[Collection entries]

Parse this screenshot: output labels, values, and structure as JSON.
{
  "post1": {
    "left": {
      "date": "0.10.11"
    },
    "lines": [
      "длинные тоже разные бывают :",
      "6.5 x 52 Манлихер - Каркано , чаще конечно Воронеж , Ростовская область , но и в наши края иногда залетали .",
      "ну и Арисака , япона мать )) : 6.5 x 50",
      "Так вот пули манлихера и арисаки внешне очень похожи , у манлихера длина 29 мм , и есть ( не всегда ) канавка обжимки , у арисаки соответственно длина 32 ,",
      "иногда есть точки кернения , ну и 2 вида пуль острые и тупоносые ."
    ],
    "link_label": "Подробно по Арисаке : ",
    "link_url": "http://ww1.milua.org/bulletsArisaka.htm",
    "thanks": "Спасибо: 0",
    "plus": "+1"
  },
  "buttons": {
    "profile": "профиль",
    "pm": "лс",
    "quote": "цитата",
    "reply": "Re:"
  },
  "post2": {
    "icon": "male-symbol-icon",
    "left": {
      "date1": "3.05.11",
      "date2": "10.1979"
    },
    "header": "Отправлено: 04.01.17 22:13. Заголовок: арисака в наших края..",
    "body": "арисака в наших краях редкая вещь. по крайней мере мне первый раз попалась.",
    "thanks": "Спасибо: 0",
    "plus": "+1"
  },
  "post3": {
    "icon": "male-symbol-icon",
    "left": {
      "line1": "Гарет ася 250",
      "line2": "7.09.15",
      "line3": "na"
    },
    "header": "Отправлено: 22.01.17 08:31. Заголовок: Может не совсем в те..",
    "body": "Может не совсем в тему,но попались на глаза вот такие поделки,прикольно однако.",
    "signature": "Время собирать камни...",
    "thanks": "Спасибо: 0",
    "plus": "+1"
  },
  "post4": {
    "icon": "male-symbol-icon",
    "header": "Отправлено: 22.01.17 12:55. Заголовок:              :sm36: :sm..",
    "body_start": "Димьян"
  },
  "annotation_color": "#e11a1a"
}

▶ _Problem to work on_
Restate each record exactly as written.

▶ _Result_
Parse this screenshot: output labels, values, and structure as JSON.
{
  "post1": {
    "left": {
      "date": "0.10.11"
    },
    "lines": [
      "длинные тоже разные бывают :",
      "6.5 x 52 Манлихер - Каркано , чаще конечно Воронеж , Ростовская область , но и в наши края иногда залетали .",
      "ну и Арисака , япона мать )) : 6.5 x 50",
      "Так вот пули манлихера и арисаки внешне очень похожи , у манлихера длина 29 мм , и есть ( не всегда ) канавка обжимки , у арисаки соответственно длина 32 ,",
      "иногда есть точки кернения , ну и 2 вида пуль острые и тупоносые ."
    ],
    "link_label": "Подробно по Арисаке : ",
    "link_url": "http://ww1.milua.org/bulletsArisaka.htm",
    "thanks": "Спасибо: 0",
    "plus": "+1"
  },
  "buttons": {
    "profile": "профиль",
    "pm": "лс",
    "quote": "цитата",
    "reply": "Re:"
  },
  "post2": {
    "icon": "male-symbol-icon",
    "left": {
      "date1": "3.05.11",
      "date2": "10.1979"
    },
    "header": "Отправлено: 04.01.17 22:13. Заголовок: арисака в наших края..",
    "body": "арисака в наших краях редкая вещь. по крайней мере мне первый раз попалась.",
    "thanks": "Спасибо: 0",
    "plus": "+1"
  },
  "post3": {
    "icon": "male-symbol-icon",
    "left": {
      "line1": "Гарет ася 250",
      "line2": "7.09.15",
      "line3": "na"
    },
    "header": "Отправлено: 22.01.17 08:31. Заголовок: Может не совсем в те..",
    "body": "Может не совсем в тему,но попались на глаза вот такие поделки,прикольно однако.",
    "signature": "Время собирать камни...",
    "thanks": "Спасибо: 0",
    "plus": "+1"
  },
  "post4": {
    "icon": "male-symbol-icon",
    "header": "Отправлено: 22.01.17 12:55. Заголовок:              :sm36: :sm..",
    "body_start": "Димьян"
  },
  "annotation_color": "#e11a1a"
}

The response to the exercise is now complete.